= Текст для чтения =
□ □ □ □ □
После кончины Анны Иоанновны Педрилло вернулся в Италию. О дальнейшей его жизни, похоже, ничего неизвестно. Эпоха придворных шутов приближалась к концу. Однако традиция присваивать прозвища продолжилась, теперь уже в актерской среде. Прозвища приобретали подчеркнуто облагороженный оттенок и получали статус псевдонима. В середине XIX века стало модным давать актерам вычурные и витиеватые сценические имена, образованные от названий драгоценных камней: Хруст алев, Сердоликов, Жемчугова.

Настоящая фамилия Прасковьи Ивановны Жемчуговой – Ковалева. Под своей новой фамилией Прасковья Ивановна вошла не только в историю русского театра, но и в родовую биографию графов Шереметевых. С 1779 по 1798 год она выступала в подмосковном крепостном театре Шереметевых в Кускове. Кроме актерского мастерства, Жемчугова обладала прекрасным сопрано, была хорошо образована, знала французский и итальянский языки.
□ □ □ □ □
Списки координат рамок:
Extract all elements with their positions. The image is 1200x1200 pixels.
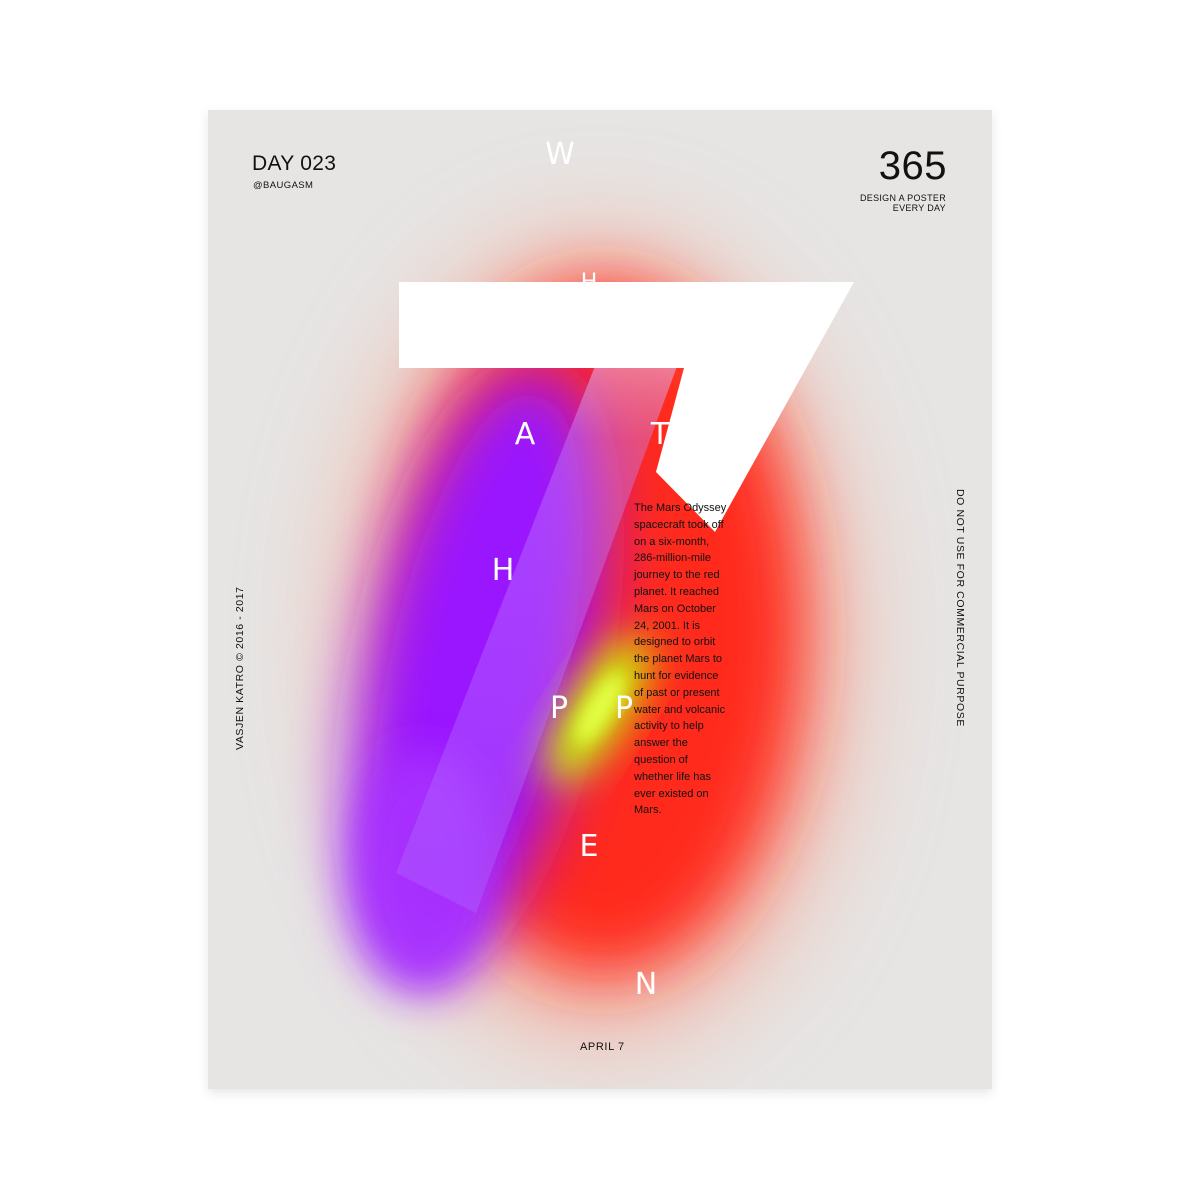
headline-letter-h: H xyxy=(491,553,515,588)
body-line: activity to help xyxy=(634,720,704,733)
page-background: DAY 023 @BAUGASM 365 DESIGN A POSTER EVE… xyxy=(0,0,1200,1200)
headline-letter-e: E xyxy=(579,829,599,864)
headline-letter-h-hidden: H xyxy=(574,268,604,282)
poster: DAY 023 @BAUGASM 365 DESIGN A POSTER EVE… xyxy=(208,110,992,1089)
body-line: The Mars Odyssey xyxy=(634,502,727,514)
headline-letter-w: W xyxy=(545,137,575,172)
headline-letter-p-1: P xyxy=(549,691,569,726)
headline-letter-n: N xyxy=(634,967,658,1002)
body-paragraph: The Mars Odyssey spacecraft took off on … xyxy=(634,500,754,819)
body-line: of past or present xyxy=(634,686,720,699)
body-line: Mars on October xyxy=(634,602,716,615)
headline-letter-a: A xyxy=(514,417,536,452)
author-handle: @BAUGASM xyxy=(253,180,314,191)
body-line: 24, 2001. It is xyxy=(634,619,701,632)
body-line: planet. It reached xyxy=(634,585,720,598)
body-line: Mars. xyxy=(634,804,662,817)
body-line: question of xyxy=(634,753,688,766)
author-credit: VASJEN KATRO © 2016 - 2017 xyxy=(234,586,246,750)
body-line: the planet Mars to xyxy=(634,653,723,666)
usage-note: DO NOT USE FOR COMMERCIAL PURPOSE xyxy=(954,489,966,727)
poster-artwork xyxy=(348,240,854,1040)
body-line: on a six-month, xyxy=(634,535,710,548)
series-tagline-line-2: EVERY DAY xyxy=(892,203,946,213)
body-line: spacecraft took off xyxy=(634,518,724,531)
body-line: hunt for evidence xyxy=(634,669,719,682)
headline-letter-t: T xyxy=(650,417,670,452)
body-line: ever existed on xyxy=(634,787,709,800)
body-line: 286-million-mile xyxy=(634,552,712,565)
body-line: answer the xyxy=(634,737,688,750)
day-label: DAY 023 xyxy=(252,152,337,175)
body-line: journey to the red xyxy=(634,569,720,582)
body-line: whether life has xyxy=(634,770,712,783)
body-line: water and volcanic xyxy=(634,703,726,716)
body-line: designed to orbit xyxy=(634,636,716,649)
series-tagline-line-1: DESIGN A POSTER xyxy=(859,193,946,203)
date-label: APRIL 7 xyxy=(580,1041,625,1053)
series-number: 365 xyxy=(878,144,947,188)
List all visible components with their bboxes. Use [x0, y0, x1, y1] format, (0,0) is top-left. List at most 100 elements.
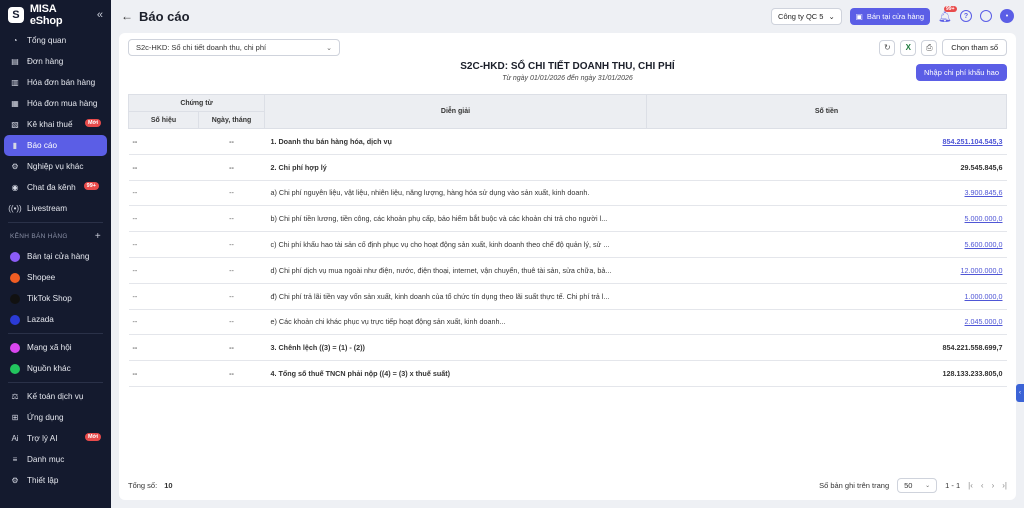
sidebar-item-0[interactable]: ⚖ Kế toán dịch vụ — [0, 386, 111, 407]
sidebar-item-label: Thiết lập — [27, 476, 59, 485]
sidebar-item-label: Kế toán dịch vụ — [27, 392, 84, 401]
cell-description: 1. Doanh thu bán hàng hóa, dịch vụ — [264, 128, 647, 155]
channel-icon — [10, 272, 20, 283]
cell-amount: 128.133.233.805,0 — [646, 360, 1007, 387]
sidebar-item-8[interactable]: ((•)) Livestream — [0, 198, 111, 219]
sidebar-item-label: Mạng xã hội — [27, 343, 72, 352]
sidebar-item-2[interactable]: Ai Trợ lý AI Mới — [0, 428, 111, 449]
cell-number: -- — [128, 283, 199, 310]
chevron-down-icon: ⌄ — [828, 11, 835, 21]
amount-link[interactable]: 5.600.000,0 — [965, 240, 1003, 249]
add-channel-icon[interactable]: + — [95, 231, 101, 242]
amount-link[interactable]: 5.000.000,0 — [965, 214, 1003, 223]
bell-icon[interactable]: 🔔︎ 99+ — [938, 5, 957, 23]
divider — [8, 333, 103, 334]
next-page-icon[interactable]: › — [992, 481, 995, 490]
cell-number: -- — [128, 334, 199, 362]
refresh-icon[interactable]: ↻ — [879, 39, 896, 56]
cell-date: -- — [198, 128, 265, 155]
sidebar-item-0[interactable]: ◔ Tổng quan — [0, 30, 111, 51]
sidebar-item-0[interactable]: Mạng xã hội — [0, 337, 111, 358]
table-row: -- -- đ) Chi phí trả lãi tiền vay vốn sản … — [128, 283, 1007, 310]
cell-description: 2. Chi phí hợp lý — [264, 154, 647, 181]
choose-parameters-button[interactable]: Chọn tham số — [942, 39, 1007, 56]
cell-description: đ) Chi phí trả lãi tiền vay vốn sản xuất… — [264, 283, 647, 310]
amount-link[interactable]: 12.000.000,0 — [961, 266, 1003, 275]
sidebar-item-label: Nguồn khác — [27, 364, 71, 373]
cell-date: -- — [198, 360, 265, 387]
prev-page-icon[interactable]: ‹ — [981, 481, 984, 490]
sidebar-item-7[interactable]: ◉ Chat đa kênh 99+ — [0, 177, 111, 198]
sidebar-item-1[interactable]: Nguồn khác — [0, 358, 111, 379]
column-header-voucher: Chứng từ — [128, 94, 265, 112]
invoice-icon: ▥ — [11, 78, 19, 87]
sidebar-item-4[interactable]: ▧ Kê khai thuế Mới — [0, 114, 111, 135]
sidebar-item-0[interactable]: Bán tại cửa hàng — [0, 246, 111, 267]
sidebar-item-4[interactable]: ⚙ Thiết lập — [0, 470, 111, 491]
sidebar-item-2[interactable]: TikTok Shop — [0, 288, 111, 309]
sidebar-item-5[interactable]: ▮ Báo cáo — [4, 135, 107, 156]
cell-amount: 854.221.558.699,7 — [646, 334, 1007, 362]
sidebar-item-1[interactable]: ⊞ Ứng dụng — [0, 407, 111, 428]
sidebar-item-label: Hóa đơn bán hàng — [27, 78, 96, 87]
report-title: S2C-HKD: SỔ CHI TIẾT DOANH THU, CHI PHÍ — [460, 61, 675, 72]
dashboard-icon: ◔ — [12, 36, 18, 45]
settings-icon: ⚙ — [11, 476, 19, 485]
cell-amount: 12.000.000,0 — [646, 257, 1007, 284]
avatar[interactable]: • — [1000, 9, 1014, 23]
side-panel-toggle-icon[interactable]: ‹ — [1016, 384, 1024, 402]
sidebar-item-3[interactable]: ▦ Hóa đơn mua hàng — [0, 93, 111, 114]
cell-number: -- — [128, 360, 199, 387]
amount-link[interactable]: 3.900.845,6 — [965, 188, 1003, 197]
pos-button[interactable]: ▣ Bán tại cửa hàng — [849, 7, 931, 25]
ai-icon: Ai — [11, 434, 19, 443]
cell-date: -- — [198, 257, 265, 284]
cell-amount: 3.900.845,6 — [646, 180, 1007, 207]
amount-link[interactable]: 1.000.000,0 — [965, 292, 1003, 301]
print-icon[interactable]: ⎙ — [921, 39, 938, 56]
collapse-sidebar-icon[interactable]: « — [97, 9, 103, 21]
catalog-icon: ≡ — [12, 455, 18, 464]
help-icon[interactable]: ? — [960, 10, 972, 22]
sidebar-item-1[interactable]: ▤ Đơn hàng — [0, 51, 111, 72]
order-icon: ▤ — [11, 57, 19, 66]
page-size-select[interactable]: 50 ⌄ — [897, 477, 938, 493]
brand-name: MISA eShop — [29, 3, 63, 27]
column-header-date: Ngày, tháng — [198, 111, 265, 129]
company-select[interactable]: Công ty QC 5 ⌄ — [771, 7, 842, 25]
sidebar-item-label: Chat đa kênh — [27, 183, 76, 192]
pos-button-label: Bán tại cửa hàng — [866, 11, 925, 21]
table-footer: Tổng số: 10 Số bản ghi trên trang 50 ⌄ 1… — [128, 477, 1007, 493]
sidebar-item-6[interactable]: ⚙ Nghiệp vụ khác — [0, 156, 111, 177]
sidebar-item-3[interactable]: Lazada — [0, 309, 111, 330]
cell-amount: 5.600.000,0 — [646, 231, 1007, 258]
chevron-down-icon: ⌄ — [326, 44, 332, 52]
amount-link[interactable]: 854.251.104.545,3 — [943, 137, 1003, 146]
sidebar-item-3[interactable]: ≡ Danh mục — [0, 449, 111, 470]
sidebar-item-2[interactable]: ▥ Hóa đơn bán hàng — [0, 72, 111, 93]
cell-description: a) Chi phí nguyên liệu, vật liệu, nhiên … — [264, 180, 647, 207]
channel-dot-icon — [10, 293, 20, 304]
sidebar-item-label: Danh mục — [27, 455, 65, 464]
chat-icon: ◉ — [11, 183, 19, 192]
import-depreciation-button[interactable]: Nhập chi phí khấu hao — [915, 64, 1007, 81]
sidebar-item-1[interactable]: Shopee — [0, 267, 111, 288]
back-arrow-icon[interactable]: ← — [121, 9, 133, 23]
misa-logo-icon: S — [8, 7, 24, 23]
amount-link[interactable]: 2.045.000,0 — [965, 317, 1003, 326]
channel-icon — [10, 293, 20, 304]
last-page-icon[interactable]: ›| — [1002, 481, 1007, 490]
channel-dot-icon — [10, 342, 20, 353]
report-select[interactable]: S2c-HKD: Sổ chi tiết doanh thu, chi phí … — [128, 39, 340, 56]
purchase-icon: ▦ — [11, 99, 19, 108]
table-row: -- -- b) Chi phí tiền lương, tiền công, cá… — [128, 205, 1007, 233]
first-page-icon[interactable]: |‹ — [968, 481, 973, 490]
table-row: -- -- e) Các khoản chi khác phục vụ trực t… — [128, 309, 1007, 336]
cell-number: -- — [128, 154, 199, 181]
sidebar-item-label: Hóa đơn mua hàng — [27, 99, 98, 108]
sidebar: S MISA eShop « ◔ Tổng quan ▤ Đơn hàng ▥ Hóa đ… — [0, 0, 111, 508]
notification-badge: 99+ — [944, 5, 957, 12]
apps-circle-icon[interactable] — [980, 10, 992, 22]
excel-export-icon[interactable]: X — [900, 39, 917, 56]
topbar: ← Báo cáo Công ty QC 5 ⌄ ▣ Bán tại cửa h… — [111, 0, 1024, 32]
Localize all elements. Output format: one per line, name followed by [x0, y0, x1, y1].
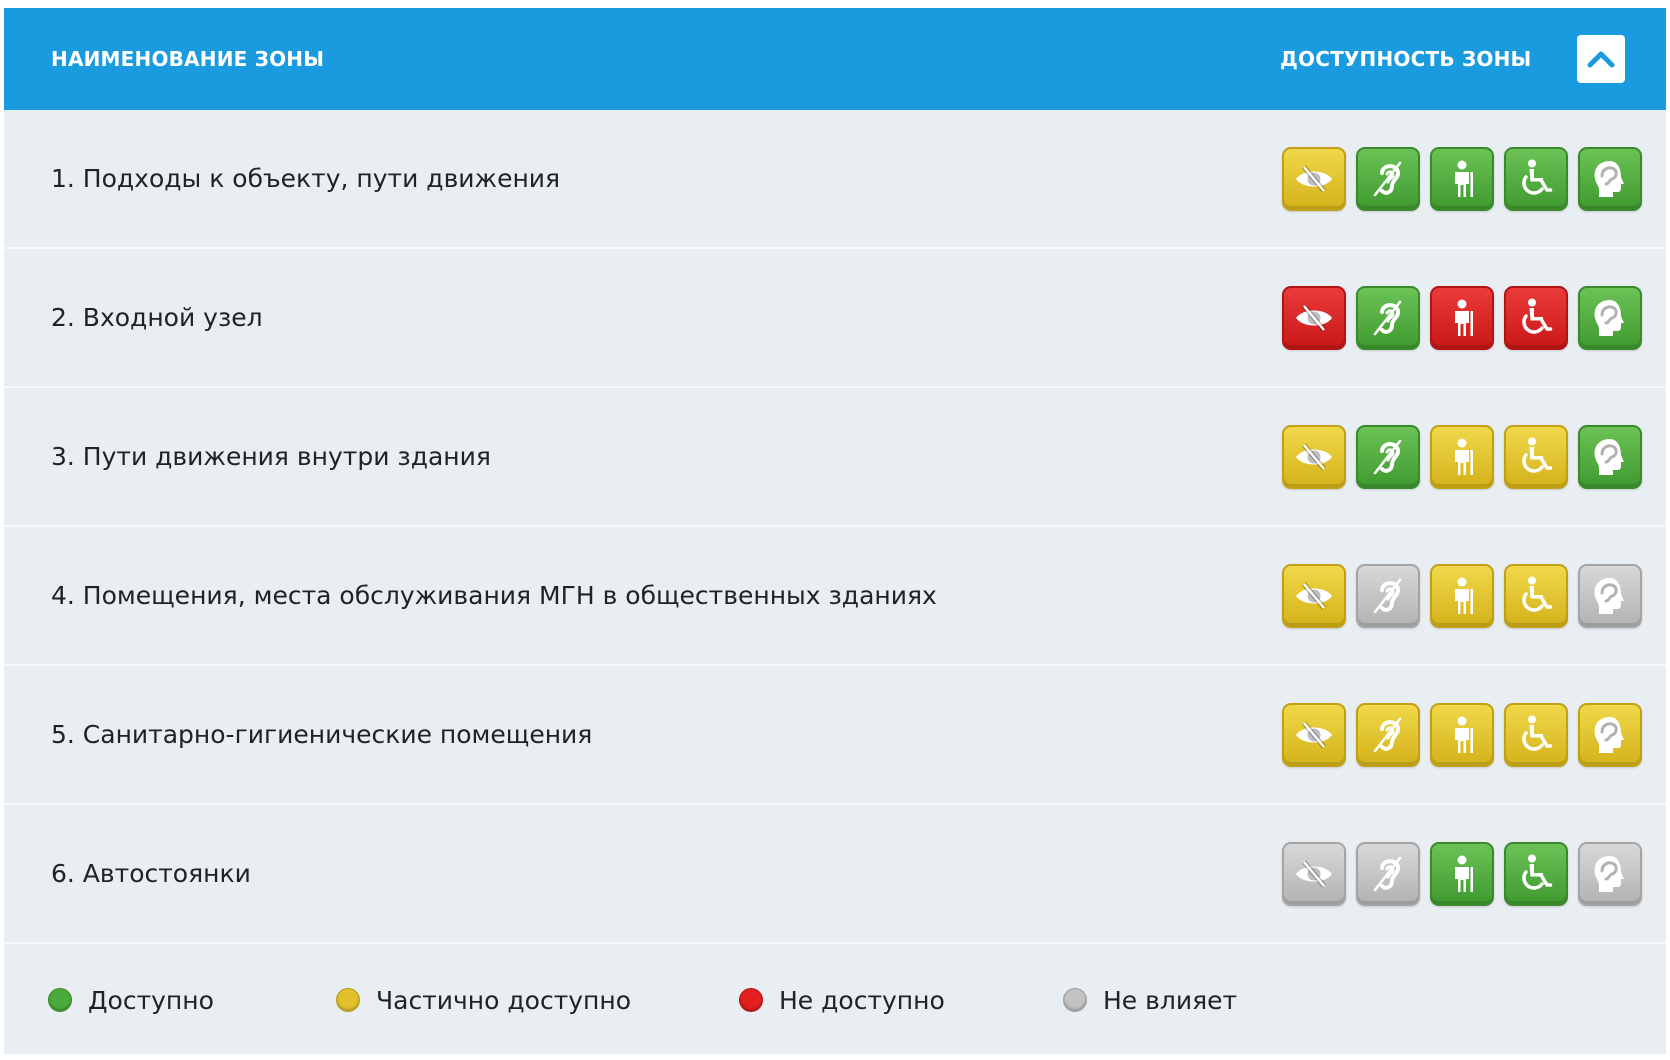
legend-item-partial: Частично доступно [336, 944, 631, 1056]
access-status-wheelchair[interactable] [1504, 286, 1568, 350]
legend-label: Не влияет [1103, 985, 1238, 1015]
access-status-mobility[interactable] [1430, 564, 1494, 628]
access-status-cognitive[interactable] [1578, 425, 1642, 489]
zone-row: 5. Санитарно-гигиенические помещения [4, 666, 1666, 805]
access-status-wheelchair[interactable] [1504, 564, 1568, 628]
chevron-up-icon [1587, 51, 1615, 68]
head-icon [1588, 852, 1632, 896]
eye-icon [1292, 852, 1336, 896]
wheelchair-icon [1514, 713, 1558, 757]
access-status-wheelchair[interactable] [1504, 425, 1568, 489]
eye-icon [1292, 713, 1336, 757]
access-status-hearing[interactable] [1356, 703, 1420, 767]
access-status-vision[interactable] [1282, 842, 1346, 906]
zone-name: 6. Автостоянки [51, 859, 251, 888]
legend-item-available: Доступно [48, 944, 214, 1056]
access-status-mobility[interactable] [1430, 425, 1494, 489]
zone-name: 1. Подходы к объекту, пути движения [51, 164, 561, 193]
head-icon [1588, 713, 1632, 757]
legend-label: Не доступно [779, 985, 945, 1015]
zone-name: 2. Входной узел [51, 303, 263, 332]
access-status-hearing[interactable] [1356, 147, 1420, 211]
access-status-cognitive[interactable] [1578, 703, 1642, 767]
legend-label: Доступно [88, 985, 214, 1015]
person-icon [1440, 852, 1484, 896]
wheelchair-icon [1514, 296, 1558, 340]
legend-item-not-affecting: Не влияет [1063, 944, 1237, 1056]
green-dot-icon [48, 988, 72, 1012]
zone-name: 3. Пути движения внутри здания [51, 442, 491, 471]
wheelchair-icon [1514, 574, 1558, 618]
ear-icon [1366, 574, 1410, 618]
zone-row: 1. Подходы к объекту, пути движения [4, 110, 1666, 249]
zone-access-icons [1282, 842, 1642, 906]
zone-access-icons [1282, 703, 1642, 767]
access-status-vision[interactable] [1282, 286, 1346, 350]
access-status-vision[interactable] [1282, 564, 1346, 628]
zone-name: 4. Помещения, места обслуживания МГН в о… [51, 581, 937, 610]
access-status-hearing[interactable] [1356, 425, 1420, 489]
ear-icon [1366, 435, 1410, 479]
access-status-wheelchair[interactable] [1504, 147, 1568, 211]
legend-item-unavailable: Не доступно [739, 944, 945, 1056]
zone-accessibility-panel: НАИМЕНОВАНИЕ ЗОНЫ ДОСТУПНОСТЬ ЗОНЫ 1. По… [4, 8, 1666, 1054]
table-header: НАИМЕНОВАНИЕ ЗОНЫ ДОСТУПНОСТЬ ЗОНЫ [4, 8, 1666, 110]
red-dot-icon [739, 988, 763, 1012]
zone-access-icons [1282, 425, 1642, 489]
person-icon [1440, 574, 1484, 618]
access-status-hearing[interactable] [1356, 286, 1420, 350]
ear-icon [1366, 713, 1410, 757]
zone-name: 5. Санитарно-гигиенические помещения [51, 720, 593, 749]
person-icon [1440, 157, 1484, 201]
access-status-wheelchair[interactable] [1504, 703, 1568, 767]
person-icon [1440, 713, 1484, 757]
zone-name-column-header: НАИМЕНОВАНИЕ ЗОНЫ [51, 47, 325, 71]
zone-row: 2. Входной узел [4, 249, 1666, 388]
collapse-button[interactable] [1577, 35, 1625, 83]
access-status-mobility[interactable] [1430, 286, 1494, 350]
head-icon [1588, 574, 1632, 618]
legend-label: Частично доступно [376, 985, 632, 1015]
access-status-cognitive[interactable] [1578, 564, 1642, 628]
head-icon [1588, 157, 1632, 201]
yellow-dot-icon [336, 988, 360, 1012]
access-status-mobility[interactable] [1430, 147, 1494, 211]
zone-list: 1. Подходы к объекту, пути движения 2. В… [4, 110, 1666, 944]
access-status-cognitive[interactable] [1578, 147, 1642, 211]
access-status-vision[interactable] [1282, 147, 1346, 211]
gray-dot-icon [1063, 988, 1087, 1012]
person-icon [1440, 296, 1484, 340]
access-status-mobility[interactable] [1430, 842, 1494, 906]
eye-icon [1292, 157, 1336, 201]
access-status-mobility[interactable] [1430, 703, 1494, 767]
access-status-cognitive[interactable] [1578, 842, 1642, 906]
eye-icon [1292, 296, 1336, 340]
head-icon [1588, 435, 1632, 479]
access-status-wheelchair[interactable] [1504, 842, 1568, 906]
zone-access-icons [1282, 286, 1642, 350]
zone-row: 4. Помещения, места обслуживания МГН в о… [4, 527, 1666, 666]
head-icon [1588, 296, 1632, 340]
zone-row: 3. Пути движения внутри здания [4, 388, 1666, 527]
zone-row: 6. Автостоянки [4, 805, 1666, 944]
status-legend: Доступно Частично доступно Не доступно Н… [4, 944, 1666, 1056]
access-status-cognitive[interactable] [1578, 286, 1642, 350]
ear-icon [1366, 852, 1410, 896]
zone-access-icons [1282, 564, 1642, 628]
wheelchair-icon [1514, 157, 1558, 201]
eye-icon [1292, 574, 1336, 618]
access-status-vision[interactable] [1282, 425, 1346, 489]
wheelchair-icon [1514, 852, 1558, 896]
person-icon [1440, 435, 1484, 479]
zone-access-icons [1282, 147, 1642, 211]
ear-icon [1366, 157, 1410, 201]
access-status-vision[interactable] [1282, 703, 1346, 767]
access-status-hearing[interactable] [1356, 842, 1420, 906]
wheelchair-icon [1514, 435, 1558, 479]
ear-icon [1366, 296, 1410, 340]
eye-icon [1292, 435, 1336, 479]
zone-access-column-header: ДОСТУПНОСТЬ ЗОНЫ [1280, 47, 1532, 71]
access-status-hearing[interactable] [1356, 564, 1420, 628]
□ □ □ □ □
= Задания =
1. Перепишите из текста о сценических псевдонимах отрывок, начиная со слов «Настоящая фамилия Прасковьи» и далее до слов «и итальянский языки.» включительно.
2. В какие годы Прасковья Ивановна Жемчугова выступала в крепостном театре Шереметевых в Кускове, согласно тексту о сценических псевдонимах?

= Ответы =
1.
Настоящая фамилия Прасковьи Ивановны Жемчуговой – Ковалева. Под своей новой фамилией Прасковья Ивановна вошла не только в историю русского театра, но и в родовую биографию графов Шереметевых. С 1779 по 1798 год она выступала в подмосковном крепостном театре Шереметевых в Кускове. Кроме актерского мастерства, Жемчугова обладала прекрасным сопрано, была хорошо образована, знала французский и итальянский языки.

2. С 1779 по 1798 год.